- **YOUR TASK**
Below are records to repeat exactly. Omit the pictures from the copy.

Source data
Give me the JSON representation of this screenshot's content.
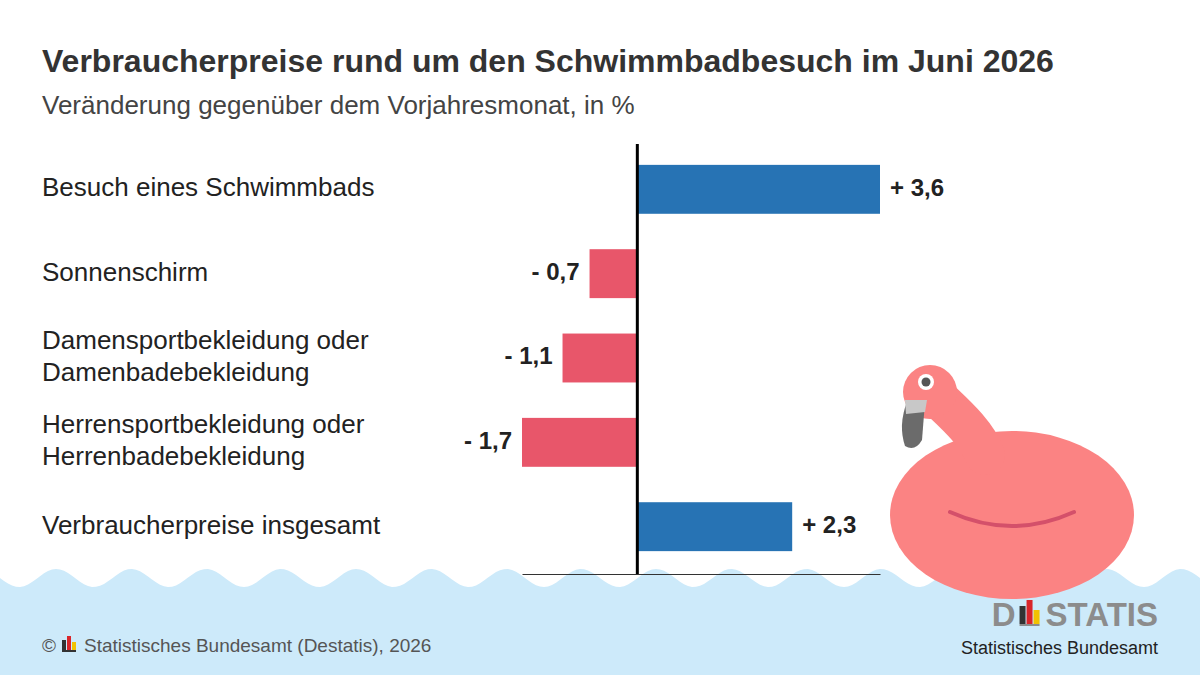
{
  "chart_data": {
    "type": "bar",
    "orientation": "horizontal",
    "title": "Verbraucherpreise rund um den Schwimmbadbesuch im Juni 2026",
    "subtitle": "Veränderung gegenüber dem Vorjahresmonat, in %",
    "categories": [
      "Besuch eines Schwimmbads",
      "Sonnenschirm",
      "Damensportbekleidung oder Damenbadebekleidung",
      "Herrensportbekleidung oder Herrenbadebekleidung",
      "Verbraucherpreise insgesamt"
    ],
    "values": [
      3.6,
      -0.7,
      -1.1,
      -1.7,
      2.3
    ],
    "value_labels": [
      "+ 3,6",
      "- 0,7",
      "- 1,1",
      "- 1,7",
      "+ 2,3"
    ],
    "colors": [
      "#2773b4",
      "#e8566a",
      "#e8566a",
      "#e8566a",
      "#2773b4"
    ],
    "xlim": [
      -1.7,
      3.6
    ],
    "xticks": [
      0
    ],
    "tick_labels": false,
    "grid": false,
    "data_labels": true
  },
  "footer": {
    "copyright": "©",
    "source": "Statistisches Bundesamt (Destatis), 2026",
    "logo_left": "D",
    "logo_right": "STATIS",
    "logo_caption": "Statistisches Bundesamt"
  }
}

- **SOLUTION FOR THIS PROBLEM**
Give me the JSON representation of this screenshot's content.
{
  "chart_data": {
    "type": "bar",
    "orientation": "horizontal",
    "title": "Verbraucherpreise rund um den Schwimmbadbesuch im Juni 2026",
    "subtitle": "Veränderung gegenüber dem Vorjahresmonat, in %",
    "categories": [
      "Besuch eines Schwimmbads",
      "Sonnenschirm",
      "Damensportbekleidung oder Damenbadebekleidung",
      "Herrensportbekleidung oder Herrenbadebekleidung",
      "Verbraucherpreise insgesamt"
    ],
    "values": [
      3.6,
      -0.7,
      -1.1,
      -1.7,
      2.3
    ],
    "value_labels": [
      "+ 3,6",
      "- 0,7",
      "- 1,1",
      "- 1,7",
      "+ 2,3"
    ],
    "colors": [
      "#2773b4",
      "#e8566a",
      "#e8566a",
      "#e8566a",
      "#2773b4"
    ],
    "xlim": [
      -1.7,
      3.6
    ],
    "xticks": [
      0
    ],
    "tick_labels": false,
    "grid": false,
    "data_labels": true
  },
  "footer": {
    "copyright": "©",
    "source": "Statistisches Bundesamt (Destatis), 2026",
    "logo_left": "D",
    "logo_right": "STATIS",
    "logo_caption": "Statistisches Bundesamt"
  }
}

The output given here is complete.